Find the lines of data that contain the string "Enterprise", then list them.

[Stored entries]
_ _ _ _ _ _ _
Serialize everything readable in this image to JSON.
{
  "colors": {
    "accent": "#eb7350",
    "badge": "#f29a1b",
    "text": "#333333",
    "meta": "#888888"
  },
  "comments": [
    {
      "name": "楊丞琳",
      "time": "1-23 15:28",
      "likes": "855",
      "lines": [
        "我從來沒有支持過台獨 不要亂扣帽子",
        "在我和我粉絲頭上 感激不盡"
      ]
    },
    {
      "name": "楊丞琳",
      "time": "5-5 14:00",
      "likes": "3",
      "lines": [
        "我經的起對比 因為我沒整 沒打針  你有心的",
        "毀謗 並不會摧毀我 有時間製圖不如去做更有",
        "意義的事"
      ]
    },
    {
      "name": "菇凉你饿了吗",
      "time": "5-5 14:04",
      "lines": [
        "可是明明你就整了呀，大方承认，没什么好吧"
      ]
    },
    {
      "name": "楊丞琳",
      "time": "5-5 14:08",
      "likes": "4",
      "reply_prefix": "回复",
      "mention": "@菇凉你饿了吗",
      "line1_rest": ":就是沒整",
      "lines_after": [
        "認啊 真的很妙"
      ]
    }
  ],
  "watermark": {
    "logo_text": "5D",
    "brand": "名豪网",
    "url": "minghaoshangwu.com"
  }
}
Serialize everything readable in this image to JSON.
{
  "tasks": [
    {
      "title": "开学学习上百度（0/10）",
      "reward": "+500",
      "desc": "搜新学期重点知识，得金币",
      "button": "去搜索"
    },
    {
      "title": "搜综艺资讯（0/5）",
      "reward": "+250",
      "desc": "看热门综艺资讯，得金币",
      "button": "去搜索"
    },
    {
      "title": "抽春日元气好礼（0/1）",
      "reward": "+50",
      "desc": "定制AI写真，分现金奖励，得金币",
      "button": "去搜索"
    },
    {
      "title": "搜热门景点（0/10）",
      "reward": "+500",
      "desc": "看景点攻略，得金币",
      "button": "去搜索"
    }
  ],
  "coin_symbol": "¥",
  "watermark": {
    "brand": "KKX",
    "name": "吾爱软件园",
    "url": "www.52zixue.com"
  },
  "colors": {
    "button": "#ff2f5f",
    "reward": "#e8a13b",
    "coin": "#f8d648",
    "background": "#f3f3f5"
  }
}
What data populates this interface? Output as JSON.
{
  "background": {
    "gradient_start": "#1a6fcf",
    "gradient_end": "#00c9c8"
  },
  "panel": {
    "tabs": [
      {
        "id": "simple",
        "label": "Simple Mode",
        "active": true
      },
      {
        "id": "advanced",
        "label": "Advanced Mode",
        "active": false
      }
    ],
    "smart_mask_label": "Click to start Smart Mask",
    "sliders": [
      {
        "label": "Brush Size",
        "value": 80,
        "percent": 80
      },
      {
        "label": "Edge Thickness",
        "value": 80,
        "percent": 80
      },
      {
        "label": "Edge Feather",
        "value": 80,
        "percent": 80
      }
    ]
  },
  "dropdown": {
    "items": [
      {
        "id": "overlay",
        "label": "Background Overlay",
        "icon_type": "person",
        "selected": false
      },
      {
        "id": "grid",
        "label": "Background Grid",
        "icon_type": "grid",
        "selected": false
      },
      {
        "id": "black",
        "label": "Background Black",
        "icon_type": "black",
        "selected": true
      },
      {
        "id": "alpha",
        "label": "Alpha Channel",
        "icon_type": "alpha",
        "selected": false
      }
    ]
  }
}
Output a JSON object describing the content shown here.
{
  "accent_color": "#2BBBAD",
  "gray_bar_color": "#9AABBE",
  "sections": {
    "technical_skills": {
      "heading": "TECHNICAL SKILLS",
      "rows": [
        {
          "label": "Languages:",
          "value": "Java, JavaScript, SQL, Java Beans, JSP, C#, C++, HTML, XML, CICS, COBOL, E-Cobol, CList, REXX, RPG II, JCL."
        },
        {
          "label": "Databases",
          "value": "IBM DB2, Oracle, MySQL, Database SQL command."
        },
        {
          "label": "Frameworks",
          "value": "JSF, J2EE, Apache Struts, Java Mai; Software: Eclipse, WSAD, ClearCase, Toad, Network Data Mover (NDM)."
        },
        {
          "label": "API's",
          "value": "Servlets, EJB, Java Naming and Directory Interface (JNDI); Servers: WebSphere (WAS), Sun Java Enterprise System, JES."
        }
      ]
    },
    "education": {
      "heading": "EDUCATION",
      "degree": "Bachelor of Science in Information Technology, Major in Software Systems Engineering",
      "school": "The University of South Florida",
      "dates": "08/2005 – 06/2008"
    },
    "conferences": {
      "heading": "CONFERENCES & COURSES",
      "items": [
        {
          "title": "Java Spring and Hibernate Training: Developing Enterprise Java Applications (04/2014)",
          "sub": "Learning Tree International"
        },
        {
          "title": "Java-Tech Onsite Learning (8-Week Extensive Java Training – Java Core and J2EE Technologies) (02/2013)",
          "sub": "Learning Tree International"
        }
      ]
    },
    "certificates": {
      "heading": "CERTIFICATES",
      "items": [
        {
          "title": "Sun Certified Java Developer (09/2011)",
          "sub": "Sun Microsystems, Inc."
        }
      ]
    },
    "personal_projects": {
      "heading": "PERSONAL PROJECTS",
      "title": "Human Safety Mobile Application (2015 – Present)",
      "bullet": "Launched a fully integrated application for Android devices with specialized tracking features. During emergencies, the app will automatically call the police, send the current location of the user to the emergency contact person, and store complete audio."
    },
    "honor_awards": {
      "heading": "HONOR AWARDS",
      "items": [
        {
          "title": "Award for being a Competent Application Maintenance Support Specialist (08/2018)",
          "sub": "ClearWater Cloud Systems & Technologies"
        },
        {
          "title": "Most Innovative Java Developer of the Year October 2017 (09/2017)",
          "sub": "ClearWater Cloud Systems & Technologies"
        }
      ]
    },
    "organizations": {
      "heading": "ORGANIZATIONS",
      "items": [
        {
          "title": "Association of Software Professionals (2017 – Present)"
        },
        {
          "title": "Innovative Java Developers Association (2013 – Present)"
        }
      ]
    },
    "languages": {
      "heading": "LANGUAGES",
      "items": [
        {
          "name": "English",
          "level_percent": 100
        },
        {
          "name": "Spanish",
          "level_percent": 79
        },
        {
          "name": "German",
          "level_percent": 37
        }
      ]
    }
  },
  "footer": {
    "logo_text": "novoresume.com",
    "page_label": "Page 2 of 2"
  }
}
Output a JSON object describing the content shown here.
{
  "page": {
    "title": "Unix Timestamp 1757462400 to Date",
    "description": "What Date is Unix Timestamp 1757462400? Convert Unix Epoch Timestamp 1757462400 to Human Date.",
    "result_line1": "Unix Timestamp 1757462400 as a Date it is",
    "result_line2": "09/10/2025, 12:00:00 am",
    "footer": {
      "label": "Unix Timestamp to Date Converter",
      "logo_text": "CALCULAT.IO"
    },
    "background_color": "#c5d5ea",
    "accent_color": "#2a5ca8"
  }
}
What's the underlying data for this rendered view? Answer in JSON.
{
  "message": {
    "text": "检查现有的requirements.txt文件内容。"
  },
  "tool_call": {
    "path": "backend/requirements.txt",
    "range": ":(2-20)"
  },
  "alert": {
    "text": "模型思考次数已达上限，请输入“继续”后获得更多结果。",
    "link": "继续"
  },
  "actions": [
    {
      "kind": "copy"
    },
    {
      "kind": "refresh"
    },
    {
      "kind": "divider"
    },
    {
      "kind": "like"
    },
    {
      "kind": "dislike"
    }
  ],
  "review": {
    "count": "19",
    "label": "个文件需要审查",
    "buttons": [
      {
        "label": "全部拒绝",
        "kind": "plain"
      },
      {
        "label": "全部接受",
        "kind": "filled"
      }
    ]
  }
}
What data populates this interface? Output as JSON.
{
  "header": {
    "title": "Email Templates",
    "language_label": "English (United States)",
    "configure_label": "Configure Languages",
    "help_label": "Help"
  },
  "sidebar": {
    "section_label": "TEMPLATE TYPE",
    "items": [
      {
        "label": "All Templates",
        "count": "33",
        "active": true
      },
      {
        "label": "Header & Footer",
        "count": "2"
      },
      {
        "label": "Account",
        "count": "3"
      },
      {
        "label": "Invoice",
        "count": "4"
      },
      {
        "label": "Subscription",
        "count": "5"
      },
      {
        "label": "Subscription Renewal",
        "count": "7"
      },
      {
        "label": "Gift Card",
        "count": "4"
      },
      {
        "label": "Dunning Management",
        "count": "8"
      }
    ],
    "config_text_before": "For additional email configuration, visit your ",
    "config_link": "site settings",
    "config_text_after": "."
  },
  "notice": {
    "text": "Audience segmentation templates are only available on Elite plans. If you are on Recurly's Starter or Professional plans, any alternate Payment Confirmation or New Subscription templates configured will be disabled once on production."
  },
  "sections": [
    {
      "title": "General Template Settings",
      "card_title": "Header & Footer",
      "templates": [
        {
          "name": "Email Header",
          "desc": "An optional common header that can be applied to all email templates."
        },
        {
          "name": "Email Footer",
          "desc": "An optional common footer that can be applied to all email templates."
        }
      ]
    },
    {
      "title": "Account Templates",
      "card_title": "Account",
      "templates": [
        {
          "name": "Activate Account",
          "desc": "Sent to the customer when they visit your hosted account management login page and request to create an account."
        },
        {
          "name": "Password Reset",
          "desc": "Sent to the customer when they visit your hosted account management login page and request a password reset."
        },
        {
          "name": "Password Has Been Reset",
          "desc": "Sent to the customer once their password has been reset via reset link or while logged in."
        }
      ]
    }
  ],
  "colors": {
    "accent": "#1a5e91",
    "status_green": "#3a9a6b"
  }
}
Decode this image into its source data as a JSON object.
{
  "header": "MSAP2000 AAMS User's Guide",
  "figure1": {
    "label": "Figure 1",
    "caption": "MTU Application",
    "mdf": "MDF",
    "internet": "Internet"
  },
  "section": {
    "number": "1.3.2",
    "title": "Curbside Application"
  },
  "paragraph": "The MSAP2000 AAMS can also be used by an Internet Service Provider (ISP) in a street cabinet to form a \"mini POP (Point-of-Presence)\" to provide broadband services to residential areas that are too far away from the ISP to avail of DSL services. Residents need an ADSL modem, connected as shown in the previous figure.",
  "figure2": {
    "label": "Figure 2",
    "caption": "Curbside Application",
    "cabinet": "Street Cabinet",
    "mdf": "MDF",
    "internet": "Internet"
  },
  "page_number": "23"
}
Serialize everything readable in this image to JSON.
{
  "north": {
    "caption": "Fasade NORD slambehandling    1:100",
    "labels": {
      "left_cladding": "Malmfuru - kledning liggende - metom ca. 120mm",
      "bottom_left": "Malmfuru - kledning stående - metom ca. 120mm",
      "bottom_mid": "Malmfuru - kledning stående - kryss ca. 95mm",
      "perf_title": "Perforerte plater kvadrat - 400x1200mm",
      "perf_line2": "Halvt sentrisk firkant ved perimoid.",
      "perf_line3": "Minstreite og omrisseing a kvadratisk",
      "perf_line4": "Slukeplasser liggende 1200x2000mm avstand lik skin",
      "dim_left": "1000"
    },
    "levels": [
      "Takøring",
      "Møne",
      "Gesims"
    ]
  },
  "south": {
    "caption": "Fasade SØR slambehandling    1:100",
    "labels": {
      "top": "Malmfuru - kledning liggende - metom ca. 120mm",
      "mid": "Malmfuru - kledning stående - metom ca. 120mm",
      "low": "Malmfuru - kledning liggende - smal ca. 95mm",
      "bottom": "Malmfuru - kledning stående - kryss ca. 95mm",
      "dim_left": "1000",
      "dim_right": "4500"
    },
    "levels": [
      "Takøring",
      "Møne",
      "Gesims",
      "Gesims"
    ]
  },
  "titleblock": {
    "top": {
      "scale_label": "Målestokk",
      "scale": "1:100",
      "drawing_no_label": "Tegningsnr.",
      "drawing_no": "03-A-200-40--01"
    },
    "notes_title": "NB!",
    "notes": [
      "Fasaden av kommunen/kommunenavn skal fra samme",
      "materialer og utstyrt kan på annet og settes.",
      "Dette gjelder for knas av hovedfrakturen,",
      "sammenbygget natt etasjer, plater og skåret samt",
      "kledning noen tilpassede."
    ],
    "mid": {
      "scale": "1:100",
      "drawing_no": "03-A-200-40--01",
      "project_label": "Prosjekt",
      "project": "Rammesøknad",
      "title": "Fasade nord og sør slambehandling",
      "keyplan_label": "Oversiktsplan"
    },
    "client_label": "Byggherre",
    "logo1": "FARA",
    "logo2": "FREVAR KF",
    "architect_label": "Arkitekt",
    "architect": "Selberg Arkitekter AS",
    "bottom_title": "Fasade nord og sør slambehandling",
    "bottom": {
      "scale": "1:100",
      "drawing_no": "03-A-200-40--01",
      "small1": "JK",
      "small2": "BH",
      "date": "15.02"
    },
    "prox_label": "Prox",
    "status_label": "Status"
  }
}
_ _ _ _ _ _ _
*Answer*.
          "value": "Servlets, EJB, Java Naming and Directory Interface (JNDI); Servers: WebSphere (WAS), Sun Java Enterprise System, JES."
          "title": "Java Spring and Hibernate Training: Developing Enterprise Java Applications (04/2014)",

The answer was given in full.